### OBJECTIVE:
Isolate every line in the data with the string "images" and copy it.

### DATA IN THIS EXERCISE:
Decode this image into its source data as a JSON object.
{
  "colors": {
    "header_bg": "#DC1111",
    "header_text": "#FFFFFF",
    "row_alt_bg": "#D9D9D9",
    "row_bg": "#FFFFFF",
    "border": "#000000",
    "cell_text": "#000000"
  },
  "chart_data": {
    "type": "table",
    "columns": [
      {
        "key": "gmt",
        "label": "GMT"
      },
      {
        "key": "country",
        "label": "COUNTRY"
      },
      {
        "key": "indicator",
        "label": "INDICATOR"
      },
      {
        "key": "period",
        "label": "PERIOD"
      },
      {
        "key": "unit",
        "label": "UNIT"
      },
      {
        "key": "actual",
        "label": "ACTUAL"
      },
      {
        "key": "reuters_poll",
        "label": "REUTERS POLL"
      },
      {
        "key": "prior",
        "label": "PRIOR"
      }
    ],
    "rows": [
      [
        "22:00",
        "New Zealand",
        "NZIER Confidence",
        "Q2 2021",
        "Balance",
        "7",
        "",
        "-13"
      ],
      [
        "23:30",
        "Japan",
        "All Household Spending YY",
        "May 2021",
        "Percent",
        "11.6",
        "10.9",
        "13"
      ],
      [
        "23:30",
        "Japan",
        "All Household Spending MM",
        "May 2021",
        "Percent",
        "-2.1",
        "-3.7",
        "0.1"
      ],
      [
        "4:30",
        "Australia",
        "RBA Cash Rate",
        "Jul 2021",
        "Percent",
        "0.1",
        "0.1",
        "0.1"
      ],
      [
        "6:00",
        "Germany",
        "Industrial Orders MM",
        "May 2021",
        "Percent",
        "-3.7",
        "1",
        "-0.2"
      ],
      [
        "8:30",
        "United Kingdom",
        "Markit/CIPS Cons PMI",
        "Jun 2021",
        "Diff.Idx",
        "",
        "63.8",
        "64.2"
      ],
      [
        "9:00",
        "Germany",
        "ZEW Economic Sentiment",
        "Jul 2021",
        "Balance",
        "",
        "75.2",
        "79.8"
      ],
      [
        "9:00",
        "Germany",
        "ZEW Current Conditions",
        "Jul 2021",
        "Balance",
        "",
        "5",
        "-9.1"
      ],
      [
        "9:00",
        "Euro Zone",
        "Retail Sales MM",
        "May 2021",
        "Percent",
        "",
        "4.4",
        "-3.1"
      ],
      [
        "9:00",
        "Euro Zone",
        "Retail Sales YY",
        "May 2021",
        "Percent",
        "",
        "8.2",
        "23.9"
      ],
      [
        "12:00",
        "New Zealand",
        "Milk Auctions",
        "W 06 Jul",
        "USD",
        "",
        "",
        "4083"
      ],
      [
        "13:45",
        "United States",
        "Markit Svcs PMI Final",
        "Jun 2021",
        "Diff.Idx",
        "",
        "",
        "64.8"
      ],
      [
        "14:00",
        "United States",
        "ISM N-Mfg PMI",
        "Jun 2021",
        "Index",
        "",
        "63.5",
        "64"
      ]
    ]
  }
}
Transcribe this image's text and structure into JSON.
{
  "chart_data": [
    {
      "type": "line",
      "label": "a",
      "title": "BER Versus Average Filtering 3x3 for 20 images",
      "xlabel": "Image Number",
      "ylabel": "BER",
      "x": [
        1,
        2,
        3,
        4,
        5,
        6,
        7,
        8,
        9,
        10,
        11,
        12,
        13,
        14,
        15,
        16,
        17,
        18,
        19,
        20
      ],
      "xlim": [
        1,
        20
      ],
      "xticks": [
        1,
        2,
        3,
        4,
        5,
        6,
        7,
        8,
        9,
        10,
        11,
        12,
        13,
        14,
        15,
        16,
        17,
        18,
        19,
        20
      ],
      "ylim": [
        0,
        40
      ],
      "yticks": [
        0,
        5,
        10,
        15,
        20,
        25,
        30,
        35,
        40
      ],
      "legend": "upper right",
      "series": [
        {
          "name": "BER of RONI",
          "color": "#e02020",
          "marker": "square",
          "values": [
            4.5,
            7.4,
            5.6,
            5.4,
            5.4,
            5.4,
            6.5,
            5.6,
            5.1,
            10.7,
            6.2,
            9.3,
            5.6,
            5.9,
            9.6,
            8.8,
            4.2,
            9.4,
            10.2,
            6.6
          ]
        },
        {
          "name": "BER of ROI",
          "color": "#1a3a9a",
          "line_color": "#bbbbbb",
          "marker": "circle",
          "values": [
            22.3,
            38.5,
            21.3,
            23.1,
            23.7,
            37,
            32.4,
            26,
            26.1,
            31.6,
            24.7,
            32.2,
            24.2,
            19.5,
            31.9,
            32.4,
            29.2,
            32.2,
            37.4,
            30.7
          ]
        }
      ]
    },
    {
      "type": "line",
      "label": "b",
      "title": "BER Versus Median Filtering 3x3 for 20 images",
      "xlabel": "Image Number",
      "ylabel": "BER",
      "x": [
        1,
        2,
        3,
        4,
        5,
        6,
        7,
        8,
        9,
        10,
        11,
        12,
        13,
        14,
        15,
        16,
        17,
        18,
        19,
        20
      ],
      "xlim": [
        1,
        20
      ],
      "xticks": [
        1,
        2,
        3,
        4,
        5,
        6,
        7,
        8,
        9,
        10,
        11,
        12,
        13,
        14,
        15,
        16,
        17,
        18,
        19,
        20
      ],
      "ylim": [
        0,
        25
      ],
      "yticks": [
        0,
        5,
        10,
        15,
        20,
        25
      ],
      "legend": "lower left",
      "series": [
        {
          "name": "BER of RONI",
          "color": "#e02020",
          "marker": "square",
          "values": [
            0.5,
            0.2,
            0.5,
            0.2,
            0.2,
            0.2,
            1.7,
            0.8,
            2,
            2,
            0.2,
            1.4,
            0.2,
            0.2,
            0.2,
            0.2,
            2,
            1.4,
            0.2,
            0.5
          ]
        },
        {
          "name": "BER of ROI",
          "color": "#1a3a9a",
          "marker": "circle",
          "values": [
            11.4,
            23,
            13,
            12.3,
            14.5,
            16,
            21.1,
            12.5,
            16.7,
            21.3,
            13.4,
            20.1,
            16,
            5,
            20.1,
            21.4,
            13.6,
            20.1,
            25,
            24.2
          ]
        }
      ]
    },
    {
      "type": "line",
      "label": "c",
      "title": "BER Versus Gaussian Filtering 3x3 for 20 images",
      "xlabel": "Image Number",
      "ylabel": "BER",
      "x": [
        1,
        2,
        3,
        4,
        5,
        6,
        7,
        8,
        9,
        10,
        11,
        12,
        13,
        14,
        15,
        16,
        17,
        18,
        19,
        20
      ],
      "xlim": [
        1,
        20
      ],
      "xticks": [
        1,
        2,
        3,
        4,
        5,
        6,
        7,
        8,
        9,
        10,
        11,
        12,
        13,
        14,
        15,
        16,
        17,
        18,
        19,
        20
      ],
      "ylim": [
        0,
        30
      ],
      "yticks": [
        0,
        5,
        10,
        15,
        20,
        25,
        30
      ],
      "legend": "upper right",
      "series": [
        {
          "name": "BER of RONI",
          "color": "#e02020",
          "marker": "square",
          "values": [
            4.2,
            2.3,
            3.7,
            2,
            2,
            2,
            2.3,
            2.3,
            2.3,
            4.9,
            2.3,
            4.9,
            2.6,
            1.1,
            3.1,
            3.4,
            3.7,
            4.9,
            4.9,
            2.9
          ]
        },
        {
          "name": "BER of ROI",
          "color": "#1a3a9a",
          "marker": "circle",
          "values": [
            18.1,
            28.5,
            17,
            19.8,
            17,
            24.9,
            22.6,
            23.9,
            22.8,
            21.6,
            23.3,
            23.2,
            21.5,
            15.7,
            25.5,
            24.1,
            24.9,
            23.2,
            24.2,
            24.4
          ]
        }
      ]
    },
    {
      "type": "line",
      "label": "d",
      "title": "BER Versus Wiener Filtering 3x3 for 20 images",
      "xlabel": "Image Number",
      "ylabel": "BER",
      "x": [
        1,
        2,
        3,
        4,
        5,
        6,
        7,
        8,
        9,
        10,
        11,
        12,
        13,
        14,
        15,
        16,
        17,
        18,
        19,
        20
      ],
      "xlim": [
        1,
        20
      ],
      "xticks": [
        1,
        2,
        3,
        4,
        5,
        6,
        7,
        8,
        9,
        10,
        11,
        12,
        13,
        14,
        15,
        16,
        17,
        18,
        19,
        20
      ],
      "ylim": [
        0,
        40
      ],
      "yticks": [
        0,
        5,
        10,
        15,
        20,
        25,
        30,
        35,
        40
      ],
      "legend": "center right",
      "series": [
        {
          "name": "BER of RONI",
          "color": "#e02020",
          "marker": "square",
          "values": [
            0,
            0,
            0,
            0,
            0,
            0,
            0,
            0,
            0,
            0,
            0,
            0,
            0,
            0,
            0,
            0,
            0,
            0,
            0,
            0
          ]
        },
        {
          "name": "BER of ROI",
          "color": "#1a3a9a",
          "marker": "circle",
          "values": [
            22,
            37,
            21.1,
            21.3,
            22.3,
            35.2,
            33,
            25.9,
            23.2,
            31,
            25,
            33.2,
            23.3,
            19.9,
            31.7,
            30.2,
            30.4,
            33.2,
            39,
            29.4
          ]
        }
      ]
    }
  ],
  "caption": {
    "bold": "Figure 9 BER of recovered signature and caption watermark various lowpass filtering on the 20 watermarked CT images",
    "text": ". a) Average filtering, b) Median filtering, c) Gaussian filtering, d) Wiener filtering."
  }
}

### ANSWER TO THE EXERCISE:
      "title": "BER Versus Average Filtering 3x3 for 20 images",
      "title": "BER Versus Median Filtering 3x3 for 20 images",
      "title": "BER Versus Gaussian Filtering 3x3 for 20 images",
      "title": "BER Versus Wiener Filtering 3x3 for 20 images",
    "bold": "Figure 9 BER of recovered signature and caption watermark various lowpass filtering on the 20 watermarked CT images",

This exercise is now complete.